### EXERCISE OBJECTIVE
Of the lines in this material, how many contain "nuclear"? Answer with a single number only.

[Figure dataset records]
──────
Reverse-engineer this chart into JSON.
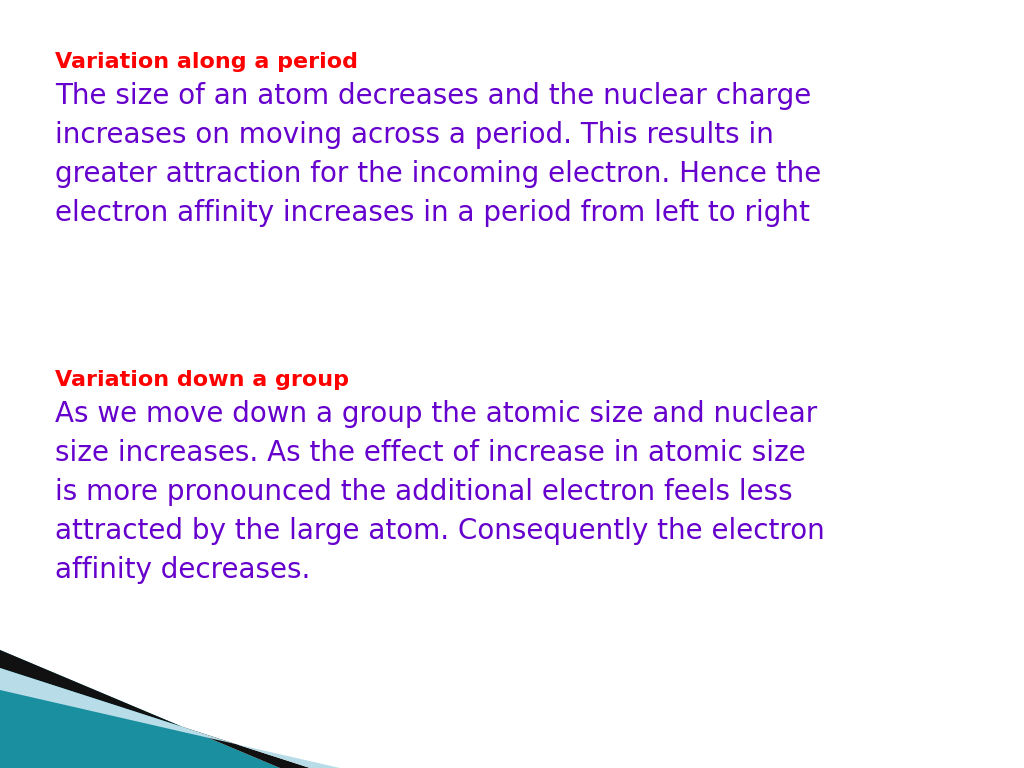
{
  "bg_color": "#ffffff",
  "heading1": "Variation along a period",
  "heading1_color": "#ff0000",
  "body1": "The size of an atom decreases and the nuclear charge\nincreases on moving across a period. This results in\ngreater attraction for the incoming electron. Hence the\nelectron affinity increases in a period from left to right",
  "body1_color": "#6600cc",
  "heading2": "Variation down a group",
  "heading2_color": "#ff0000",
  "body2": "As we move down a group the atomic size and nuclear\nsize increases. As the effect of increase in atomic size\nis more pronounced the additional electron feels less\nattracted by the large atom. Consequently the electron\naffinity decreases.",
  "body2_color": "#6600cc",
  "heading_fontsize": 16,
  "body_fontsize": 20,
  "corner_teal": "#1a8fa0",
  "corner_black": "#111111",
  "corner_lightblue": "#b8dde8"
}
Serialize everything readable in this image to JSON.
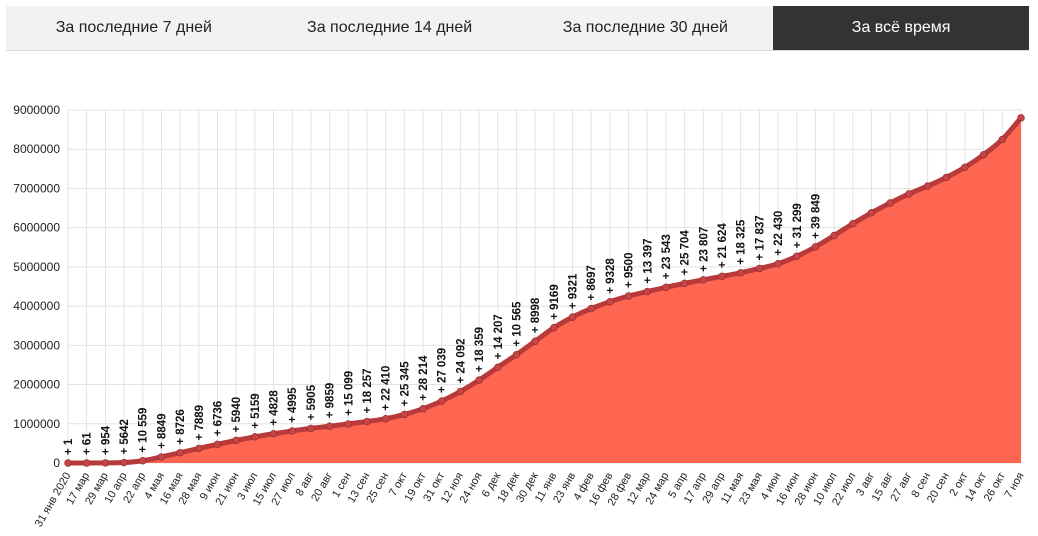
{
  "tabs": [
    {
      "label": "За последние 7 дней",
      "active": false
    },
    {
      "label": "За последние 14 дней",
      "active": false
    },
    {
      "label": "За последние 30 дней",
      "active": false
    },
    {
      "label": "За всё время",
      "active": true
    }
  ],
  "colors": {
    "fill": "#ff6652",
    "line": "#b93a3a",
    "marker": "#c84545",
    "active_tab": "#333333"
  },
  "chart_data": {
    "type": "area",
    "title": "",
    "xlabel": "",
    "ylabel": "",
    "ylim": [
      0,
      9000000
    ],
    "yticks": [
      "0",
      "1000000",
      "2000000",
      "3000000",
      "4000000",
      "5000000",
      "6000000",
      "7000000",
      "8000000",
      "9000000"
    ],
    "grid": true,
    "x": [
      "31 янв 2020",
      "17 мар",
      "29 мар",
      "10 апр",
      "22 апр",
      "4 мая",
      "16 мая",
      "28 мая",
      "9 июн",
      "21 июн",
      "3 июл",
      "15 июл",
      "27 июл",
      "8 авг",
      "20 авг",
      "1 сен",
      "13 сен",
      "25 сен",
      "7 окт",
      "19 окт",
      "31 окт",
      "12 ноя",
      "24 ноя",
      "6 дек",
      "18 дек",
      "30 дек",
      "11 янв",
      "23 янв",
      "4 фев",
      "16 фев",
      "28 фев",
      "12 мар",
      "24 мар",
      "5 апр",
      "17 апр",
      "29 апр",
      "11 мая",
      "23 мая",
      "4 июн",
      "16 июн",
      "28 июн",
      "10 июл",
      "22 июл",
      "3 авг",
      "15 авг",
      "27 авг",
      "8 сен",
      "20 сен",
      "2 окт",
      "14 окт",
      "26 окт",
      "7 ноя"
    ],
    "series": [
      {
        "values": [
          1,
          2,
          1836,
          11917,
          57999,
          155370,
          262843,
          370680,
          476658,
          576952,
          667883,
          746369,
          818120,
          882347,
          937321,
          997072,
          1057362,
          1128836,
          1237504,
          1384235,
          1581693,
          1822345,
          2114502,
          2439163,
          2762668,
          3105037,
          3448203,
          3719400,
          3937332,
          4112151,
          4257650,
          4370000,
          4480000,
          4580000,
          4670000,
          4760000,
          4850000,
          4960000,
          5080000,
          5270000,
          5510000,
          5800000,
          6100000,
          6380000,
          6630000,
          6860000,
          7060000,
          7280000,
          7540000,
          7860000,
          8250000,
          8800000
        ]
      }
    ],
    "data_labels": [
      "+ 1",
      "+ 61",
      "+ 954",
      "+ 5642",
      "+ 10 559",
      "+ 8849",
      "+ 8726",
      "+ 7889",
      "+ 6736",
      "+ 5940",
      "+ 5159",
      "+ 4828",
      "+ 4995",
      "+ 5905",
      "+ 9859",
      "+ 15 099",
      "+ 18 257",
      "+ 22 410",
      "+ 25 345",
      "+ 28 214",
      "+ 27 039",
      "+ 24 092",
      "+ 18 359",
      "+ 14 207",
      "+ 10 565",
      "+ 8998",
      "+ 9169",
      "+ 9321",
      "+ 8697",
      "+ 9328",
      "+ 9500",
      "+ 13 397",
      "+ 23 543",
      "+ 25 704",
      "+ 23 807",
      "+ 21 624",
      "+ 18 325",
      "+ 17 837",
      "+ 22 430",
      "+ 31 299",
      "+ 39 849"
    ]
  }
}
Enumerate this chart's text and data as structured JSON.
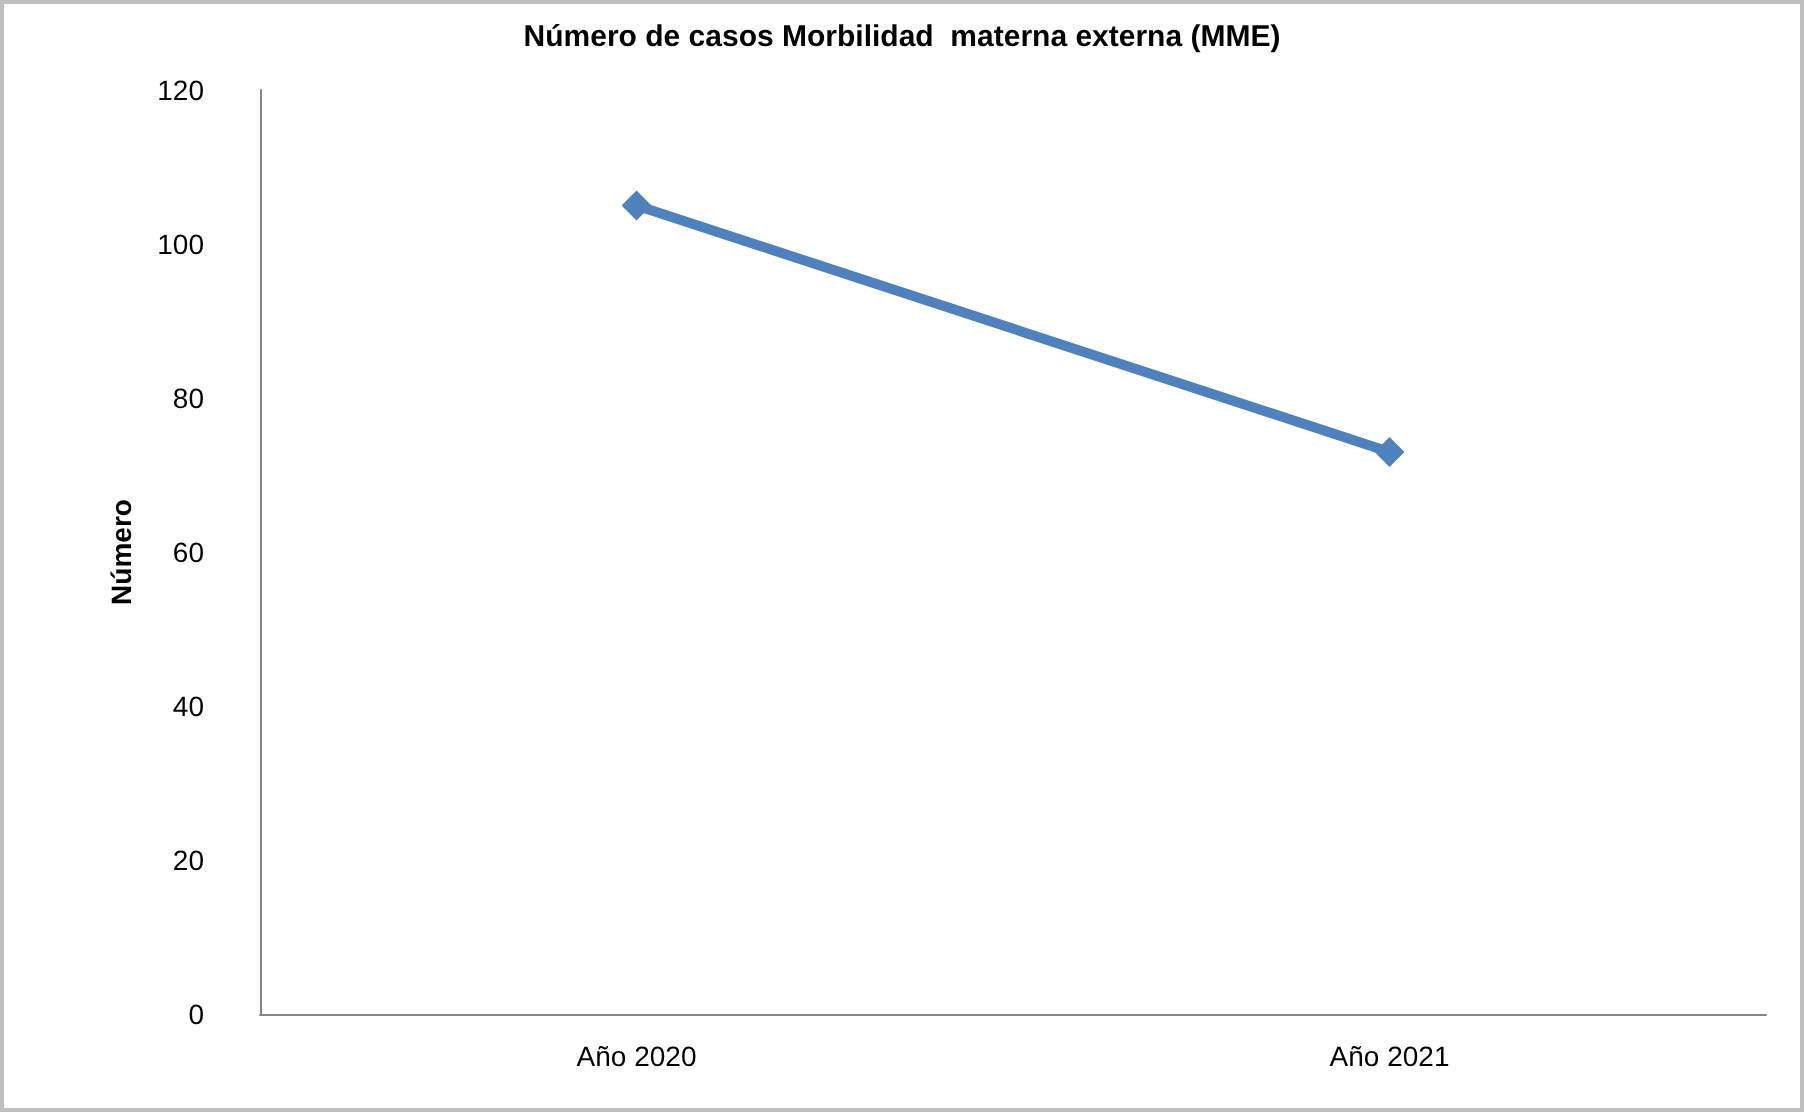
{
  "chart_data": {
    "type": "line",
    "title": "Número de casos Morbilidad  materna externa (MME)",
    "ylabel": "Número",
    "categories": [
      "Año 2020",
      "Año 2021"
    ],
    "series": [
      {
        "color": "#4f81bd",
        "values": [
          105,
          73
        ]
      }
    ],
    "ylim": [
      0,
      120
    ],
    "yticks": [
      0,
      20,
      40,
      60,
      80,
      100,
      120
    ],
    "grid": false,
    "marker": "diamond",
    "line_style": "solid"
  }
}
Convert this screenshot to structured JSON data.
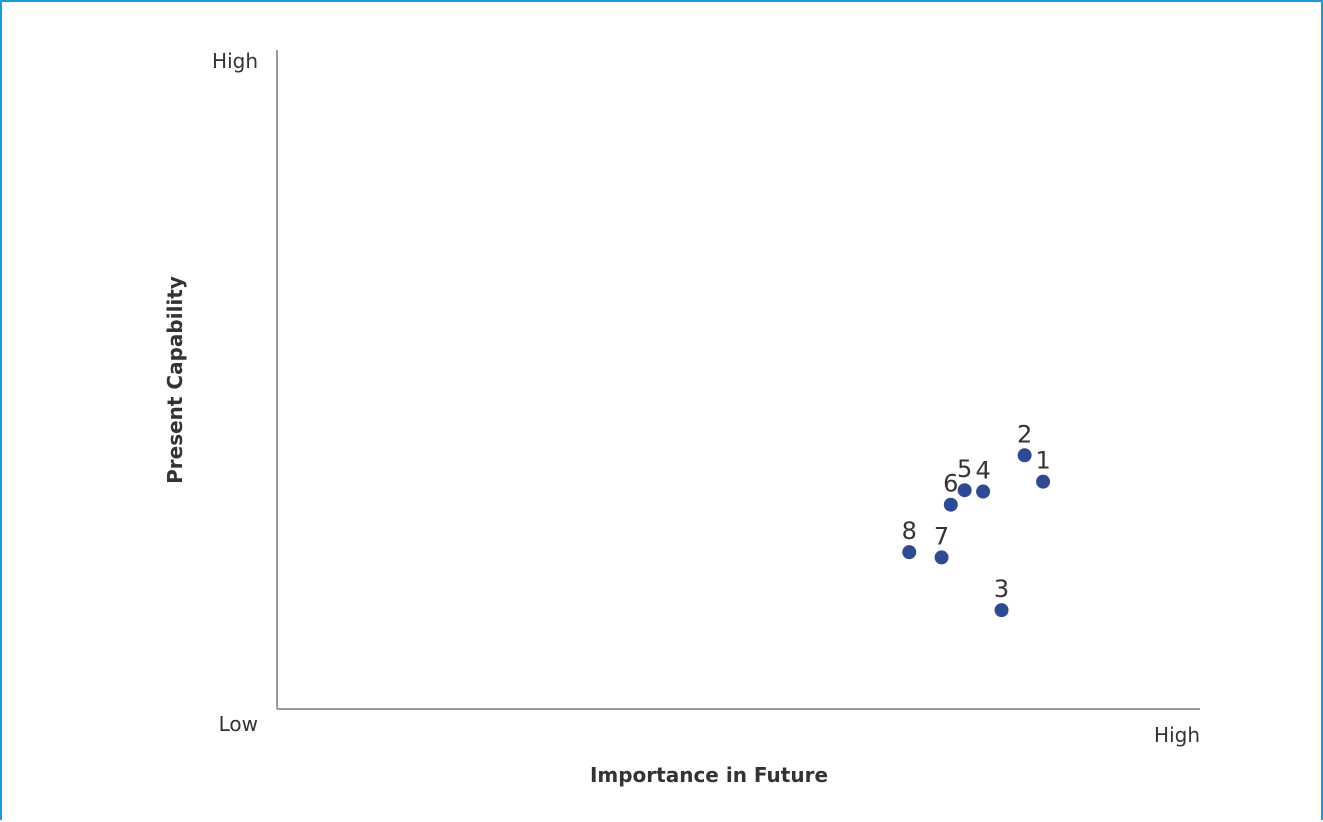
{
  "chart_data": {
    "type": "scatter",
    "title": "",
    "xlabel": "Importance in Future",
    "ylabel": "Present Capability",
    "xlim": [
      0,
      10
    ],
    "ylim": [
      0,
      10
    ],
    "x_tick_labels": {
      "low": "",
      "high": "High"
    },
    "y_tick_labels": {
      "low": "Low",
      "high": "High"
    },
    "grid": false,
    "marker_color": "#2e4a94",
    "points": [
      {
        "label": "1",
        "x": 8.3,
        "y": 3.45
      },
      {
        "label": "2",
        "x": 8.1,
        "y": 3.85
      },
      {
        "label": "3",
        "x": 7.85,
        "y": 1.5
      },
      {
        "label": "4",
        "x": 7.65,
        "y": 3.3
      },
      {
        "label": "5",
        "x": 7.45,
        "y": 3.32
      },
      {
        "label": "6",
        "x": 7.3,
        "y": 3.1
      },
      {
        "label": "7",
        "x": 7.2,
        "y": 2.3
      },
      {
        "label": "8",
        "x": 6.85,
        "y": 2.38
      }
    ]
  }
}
──────
### ANSWER FOR THIS EXERCISE
2